[Dataset entries]

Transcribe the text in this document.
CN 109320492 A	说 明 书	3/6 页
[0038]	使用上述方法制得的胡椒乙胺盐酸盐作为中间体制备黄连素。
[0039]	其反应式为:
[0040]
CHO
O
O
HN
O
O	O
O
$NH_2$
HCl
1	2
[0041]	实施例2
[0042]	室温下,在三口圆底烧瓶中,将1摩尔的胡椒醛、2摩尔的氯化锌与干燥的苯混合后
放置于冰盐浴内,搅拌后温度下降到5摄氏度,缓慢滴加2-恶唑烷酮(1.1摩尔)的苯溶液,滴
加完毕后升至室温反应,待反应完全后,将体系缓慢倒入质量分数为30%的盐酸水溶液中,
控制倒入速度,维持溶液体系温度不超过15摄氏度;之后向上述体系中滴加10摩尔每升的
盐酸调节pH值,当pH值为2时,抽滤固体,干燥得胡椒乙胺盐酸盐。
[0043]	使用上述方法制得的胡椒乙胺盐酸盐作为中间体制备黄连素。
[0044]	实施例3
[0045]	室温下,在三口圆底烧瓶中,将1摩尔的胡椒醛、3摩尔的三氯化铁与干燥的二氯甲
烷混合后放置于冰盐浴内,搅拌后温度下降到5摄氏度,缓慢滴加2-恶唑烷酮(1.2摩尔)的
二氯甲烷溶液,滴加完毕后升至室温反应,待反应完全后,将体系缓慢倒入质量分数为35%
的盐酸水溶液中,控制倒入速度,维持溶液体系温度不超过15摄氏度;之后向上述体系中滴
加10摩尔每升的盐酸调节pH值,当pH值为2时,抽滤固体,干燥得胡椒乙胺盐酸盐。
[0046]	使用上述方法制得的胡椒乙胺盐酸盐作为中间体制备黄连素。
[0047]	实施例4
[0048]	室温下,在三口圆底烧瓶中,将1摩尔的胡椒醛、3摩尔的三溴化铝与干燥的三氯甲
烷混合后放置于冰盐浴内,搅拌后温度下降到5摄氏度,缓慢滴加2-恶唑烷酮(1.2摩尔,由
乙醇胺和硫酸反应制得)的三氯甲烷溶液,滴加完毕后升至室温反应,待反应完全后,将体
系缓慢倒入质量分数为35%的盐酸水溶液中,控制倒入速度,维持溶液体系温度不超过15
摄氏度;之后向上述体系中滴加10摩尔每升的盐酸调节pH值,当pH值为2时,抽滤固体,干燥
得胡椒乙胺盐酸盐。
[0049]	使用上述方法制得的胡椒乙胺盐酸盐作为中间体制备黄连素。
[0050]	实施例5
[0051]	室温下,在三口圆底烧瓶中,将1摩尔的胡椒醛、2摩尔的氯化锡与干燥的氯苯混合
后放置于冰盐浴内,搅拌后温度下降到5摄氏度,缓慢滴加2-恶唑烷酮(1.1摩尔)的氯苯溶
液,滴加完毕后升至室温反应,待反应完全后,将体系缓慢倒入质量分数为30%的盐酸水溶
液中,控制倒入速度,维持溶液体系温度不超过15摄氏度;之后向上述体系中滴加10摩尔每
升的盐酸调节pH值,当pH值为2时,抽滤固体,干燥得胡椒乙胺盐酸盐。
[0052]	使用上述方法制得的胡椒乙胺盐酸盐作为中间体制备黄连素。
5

Exercise prompt – All records above must be set down exactly, please.

Reply –
Transcribe the text in this document.
CN 109320492 A	说 明 书	3/6 页
[0038]	使用上述方法制得的胡椒乙胺盐酸盐作为中间体制备黄连素。
[0039]	其反应式为:
[0040]
CHO
O
O
HN
O
O	O
O
$NH_2$
HCl
1	2
[0041]	实施例2
[0042]	室温下,在三口圆底烧瓶中,将1摩尔的胡椒醛、2摩尔的氯化锌与干燥的苯混合后
放置于冰盐浴内,搅拌后温度下降到5摄氏度,缓慢滴加2-恶唑烷酮(1.1摩尔)的苯溶液,滴
加完毕后升至室温反应,待反应完全后,将体系缓慢倒入质量分数为30%的盐酸水溶液中,
控制倒入速度,维持溶液体系温度不超过15摄氏度;之后向上述体系中滴加10摩尔每升的
盐酸调节pH值,当pH值为2时,抽滤固体,干燥得胡椒乙胺盐酸盐。
[0043]	使用上述方法制得的胡椒乙胺盐酸盐作为中间体制备黄连素。
[0044]	实施例3
[0045]	室温下,在三口圆底烧瓶中,将1摩尔的胡椒醛、3摩尔的三氯化铁与干燥的二氯甲
烷混合后放置于冰盐浴内,搅拌后温度下降到5摄氏度,缓慢滴加2-恶唑烷酮(1.2摩尔)的
二氯甲烷溶液,滴加完毕后升至室温反应,待反应完全后,将体系缓慢倒入质量分数为35%
的盐酸水溶液中,控制倒入速度,维持溶液体系温度不超过15摄氏度;之后向上述体系中滴
加10摩尔每升的盐酸调节pH值,当pH值为2时,抽滤固体,干燥得胡椒乙胺盐酸盐。
[0046]	使用上述方法制得的胡椒乙胺盐酸盐作为中间体制备黄连素。
[0047]	实施例4
[0048]	室温下,在三口圆底烧瓶中,将1摩尔的胡椒醛、3摩尔的三溴化铝与干燥的三氯甲
烷混合后放置于冰盐浴内,搅拌后温度下降到5摄氏度,缓慢滴加2-恶唑烷酮(1.2摩尔,由
乙醇胺和硫酸反应制得)的三氯甲烷溶液,滴加完毕后升至室温反应,待反应完全后,将体
系缓慢倒入质量分数为35%的盐酸水溶液中,控制倒入速度,维持溶液体系温度不超过15
摄氏度;之后向上述体系中滴加10摩尔每升的盐酸调节pH值,当pH值为2时,抽滤固体,干燥
得胡椒乙胺盐酸盐。
[0049]	使用上述方法制得的胡椒乙胺盐酸盐作为中间体制备黄连素。
[0050]	实施例5
[0051]	室温下,在三口圆底烧瓶中,将1摩尔的胡椒醛、2摩尔的氯化锡与干燥的氯苯混合
后放置于冰盐浴内,搅拌后温度下降到5摄氏度,缓慢滴加2-恶唑烷酮(1.1摩尔)的氯苯溶
液,滴加完毕后升至室温反应,待反应完全后,将体系缓慢倒入质量分数为30%的盐酸水溶
液中,控制倒入速度,维持溶液体系温度不超过15摄氏度;之后向上述体系中滴加10摩尔每
升的盐酸调节pH值,当pH值为2时,抽滤固体,干燥得胡椒乙胺盐酸盐。
[0052]	使用上述方法制得的胡椒乙胺盐酸盐作为中间体制备黄连素。
5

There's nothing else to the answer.